Your task: Output the data that follows exactly, line for line.

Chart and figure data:
————————

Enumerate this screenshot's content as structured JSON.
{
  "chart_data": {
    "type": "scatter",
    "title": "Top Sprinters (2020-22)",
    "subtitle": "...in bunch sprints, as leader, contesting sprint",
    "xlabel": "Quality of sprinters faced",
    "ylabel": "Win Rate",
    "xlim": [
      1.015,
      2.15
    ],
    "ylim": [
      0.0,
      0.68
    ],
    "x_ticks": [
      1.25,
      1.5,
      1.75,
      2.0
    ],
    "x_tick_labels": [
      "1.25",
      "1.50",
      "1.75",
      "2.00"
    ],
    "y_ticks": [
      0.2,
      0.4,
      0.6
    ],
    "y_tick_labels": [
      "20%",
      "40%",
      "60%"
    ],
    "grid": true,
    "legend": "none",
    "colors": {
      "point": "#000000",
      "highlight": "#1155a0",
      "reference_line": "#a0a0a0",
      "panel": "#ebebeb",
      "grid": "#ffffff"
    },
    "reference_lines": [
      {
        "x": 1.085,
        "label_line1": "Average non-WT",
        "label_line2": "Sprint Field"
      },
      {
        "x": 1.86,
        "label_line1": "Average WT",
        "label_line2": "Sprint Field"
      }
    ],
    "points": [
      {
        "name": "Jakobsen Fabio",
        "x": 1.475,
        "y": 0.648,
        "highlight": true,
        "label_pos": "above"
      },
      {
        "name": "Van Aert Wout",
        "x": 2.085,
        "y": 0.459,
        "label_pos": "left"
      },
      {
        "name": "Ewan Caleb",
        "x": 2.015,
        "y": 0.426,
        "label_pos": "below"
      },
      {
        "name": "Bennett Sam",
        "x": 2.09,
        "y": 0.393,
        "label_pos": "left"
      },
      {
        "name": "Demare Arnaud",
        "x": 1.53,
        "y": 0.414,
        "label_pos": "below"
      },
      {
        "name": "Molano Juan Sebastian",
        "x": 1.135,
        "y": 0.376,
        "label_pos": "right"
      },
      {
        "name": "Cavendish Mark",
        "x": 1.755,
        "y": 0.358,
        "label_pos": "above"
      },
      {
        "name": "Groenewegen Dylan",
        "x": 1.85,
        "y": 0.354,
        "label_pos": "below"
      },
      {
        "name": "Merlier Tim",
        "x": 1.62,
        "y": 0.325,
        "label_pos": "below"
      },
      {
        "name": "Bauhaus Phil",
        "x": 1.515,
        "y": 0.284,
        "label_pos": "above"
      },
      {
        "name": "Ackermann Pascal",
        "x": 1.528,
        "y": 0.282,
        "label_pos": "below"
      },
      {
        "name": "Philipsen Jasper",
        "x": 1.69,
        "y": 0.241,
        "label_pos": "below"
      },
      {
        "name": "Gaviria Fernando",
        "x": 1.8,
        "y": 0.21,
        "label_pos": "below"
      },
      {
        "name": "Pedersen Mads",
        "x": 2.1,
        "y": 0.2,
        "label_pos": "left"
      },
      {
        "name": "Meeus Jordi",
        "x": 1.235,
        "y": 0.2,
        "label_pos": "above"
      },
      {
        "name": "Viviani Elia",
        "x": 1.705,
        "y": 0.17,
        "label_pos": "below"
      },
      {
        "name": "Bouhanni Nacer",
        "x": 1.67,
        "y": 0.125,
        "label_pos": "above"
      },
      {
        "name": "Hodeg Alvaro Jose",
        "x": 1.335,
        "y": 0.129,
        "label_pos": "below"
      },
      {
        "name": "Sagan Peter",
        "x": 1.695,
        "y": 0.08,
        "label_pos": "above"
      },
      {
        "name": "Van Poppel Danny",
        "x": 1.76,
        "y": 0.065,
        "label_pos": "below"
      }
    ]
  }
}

————————

Task result:
Enumerate this screenshot's content as structured JSON.
{
  "chart_data": {
    "type": "scatter",
    "title": "Top Sprinters (2020-22)",
    "subtitle": "...in bunch sprints, as leader, contesting sprint",
    "xlabel": "Quality of sprinters faced",
    "ylabel": "Win Rate",
    "xlim": [
      1.015,
      2.15
    ],
    "ylim": [
      0.0,
      0.68
    ],
    "x_ticks": [
      1.25,
      1.5,
      1.75,
      2.0
    ],
    "x_tick_labels": [
      "1.25",
      "1.50",
      "1.75",
      "2.00"
    ],
    "y_ticks": [
      0.2,
      0.4,
      0.6
    ],
    "y_tick_labels": [
      "20%",
      "40%",
      "60%"
    ],
    "grid": true,
    "legend": "none",
    "colors": {
      "point": "#000000",
      "highlight": "#1155a0",
      "reference_line": "#a0a0a0",
      "panel": "#ebebeb",
      "grid": "#ffffff"
    },
    "reference_lines": [
      {
        "x": 1.085,
        "label_line1": "Average non-WT",
        "label_line2": "Sprint Field"
      },
      {
        "x": 1.86,
        "label_line1": "Average WT",
        "label_line2": "Sprint Field"
      }
    ],
    "points": [
      {
        "name": "Jakobsen Fabio",
        "x": 1.475,
        "y": 0.648,
        "highlight": true,
        "label_pos": "above"
      },
      {
        "name": "Van Aert Wout",
        "x": 2.085,
        "y": 0.459,
        "label_pos": "left"
      },
      {
        "name": "Ewan Caleb",
        "x": 2.015,
        "y": 0.426,
        "label_pos": "below"
      },
      {
        "name": "Bennett Sam",
        "x": 2.09,
        "y": 0.393,
        "label_pos": "left"
      },
      {
        "name": "Demare Arnaud",
        "x": 1.53,
        "y": 0.414,
        "label_pos": "below"
      },
      {
        "name": "Molano Juan Sebastian",
        "x": 1.135,
        "y": 0.376,
        "label_pos": "right"
      },
      {
        "name": "Cavendish Mark",
        "x": 1.755,
        "y": 0.358,
        "label_pos": "above"
      },
      {
        "name": "Groenewegen Dylan",
        "x": 1.85,
        "y": 0.354,
        "label_pos": "below"
      },
      {
        "name": "Merlier Tim",
        "x": 1.62,
        "y": 0.325,
        "label_pos": "below"
      },
      {
        "name": "Bauhaus Phil",
        "x": 1.515,
        "y": 0.284,
        "label_pos": "above"
      },
      {
        "name": "Ackermann Pascal",
        "x": 1.528,
        "y": 0.282,
        "label_pos": "below"
      },
      {
        "name": "Philipsen Jasper",
        "x": 1.69,
        "y": 0.241,
        "label_pos": "below"
      },
      {
        "name": "Gaviria Fernando",
        "x": 1.8,
        "y": 0.21,
        "label_pos": "below"
      },
      {
        "name": "Pedersen Mads",
        "x": 2.1,
        "y": 0.2,
        "label_pos": "left"
      },
      {
        "name": "Meeus Jordi",
        "x": 1.235,
        "y": 0.2,
        "label_pos": "above"
      },
      {
        "name": "Viviani Elia",
        "x": 1.705,
        "y": 0.17,
        "label_pos": "below"
      },
      {
        "name": "Bouhanni Nacer",
        "x": 1.67,
        "y": 0.125,
        "label_pos": "above"
      },
      {
        "name": "Hodeg Alvaro Jose",
        "x": 1.335,
        "y": 0.129,
        "label_pos": "below"
      },
      {
        "name": "Sagan Peter",
        "x": 1.695,
        "y": 0.08,
        "label_pos": "above"
      },
      {
        "name": "Van Poppel Danny",
        "x": 1.76,
        "y": 0.065,
        "label_pos": "below"
      }
    ]
  }
}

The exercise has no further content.